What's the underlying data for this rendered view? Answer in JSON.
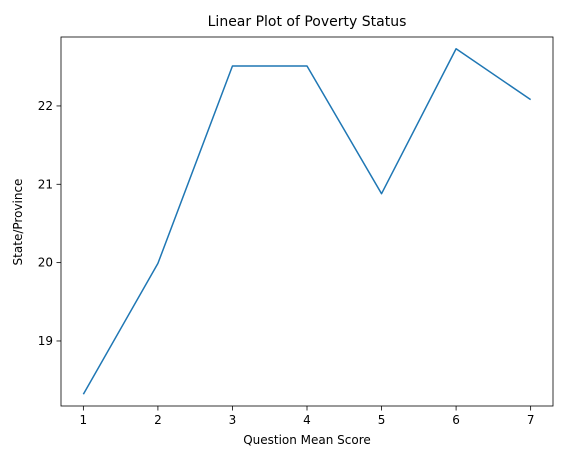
{
  "chart_data": {
    "type": "line",
    "title": "Linear Plot of Poverty Status",
    "xlabel": "Question Mean Score",
    "ylabel": "State/Province",
    "x": [
      1,
      2,
      3,
      4,
      5,
      6,
      7
    ],
    "series": [
      {
        "values": [
          18.32,
          19.99,
          22.51,
          22.51,
          20.88,
          22.73,
          22.08
        ]
      }
    ],
    "xlim": [
      0.7,
      7.3
    ],
    "ylim": [
      18.17,
      22.88
    ],
    "xticks": [
      1,
      2,
      3,
      4,
      5,
      6,
      7
    ],
    "xtick_labels": [
      "1",
      "2",
      "3",
      "4",
      "5",
      "6",
      "7"
    ],
    "yticks": [
      19,
      20,
      21,
      22
    ],
    "ytick_labels": [
      "19",
      "20",
      "21",
      "22"
    ],
    "grid": false,
    "legend": false,
    "colors": {
      "line": "#1f77b4",
      "axes": "#000000",
      "background": "#ffffff"
    }
  }
}
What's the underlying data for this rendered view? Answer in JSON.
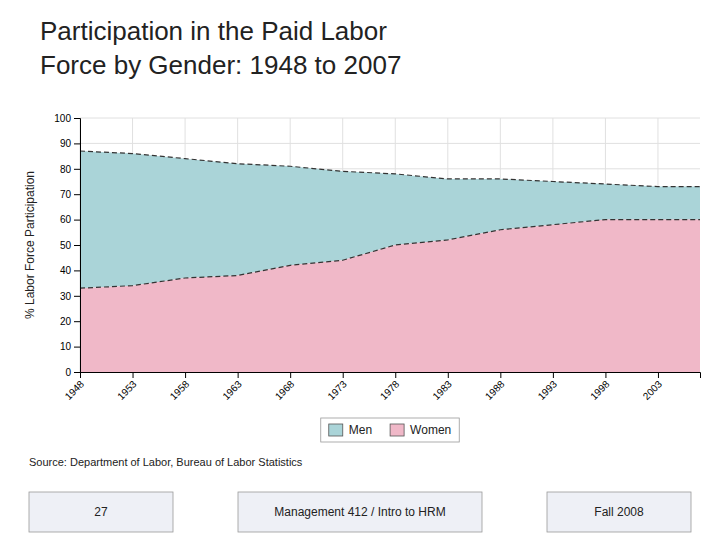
{
  "chart_data": {
    "type": "area",
    "title": [
      "Participation in the Paid Labor",
      "Force by Gender: 1948 to 2007"
    ],
    "y_label": "% Labor Force Participation",
    "annotations": [
      "Source: Department of Labor, Bureau of Labor Statistics",
      "27",
      "Management 412 / Intro to HRM",
      "Fall 2008"
    ],
    "x": [
      1948,
      1953,
      1958,
      1963,
      1968,
      1973,
      1978,
      1983,
      1988,
      1993,
      1998,
      2003,
      2007
    ],
    "series": [
      {
        "name": "Men",
        "color": "#aad4d8",
        "line_style": "dashed",
        "values": [
          87,
          86,
          84,
          82,
          81,
          79,
          78,
          76,
          76,
          75,
          74,
          73,
          73
        ]
      },
      {
        "name": "Women",
        "color": "#f0b8c8",
        "line_style": "dashed",
        "values": [
          33,
          34,
          37,
          38,
          42,
          44,
          50,
          52,
          56,
          58,
          60,
          60,
          60
        ]
      }
    ],
    "xlim": [
      1948,
      2007
    ],
    "xticks": [
      1948,
      1953,
      1958,
      1963,
      1968,
      1973,
      1978,
      1983,
      1988,
      1993,
      1998,
      2003
    ],
    "ylim": [
      0,
      100
    ],
    "yticks": [
      0,
      10,
      20,
      30,
      40,
      50,
      60,
      70,
      80,
      90,
      100
    ],
    "grid": true,
    "legend": "bottom"
  }
}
----
Using the data above, print every line exactly, omitting pictures.

What's the underlying data for this rendered view? Answer in JSON.
{
  "chart_data": {
    "type": "line",
    "title": "Linear Plot of Poverty Status",
    "xlabel": "Question Mean Score",
    "ylabel": "State/Province",
    "x": [
      1,
      2,
      3,
      4,
      5,
      6,
      7
    ],
    "series": [
      {
        "values": [
          18.32,
          19.99,
          22.51,
          22.51,
          20.88,
          22.73,
          22.08
        ]
      }
    ],
    "xlim": [
      0.7,
      7.3
    ],
    "ylim": [
      18.17,
      22.88
    ],
    "xticks": [
      1,
      2,
      3,
      4,
      5,
      6,
      7
    ],
    "xtick_labels": [
      "1",
      "2",
      "3",
      "4",
      "5",
      "6",
      "7"
    ],
    "yticks": [
      19,
      20,
      21,
      22
    ],
    "ytick_labels": [
      "19",
      "20",
      "21",
      "22"
    ],
    "grid": false,
    "legend": false,
    "colors": {
      "line": "#1f77b4",
      "axes": "#000000",
      "background": "#ffffff"
    }
  }
}
What's the underlying data for this rendered view? Answer in JSON.
{
  "chart_data": {
    "type": "area",
    "title": [
      "Participation in the Paid Labor",
      "Force by Gender: 1948 to 2007"
    ],
    "y_label": "% Labor Force Participation",
    "annotations": [
      "Source: Department of Labor, Bureau of Labor Statistics",
      "27",
      "Management 412 / Intro to HRM",
      "Fall 2008"
    ],
    "x": [
      1948,
      1953,
      1958,
      1963,
      1968,
      1973,
      1978,
      1983,
      1988,
      1993,
      1998,
      2003,
      2007
    ],
    "series": [
      {
        "name": "Men",
        "color": "#aad4d8",
        "line_style": "dashed",
        "values": [
          87,
          86,
          84,
          82,
          81,
          79,
          78,
          76,
          76,
          75,
          74,
          73,
          73
        ]
      },
      {
        "name": "Women",
        "color": "#f0b8c8",
        "line_style": "dashed",
        "values": [
          33,
          34,
          37,
          38,
          42,
          44,
          50,
          52,
          56,
          58,
          60,
          60,
          60
        ]
      }
    ],
    "xlim": [
      1948,
      2007
    ],
    "xticks": [
      1948,
      1953,
      1958,
      1963,
      1968,
      1973,
      1978,
      1983,
      1988,
      1993,
      1998,
      2003
    ],
    "ylim": [
      0,
      100
    ],
    "yticks": [
      0,
      10,
      20,
      30,
      40,
      50,
      60,
      70,
      80,
      90,
      100
    ],
    "grid": true,
    "legend": "bottom"
  }
}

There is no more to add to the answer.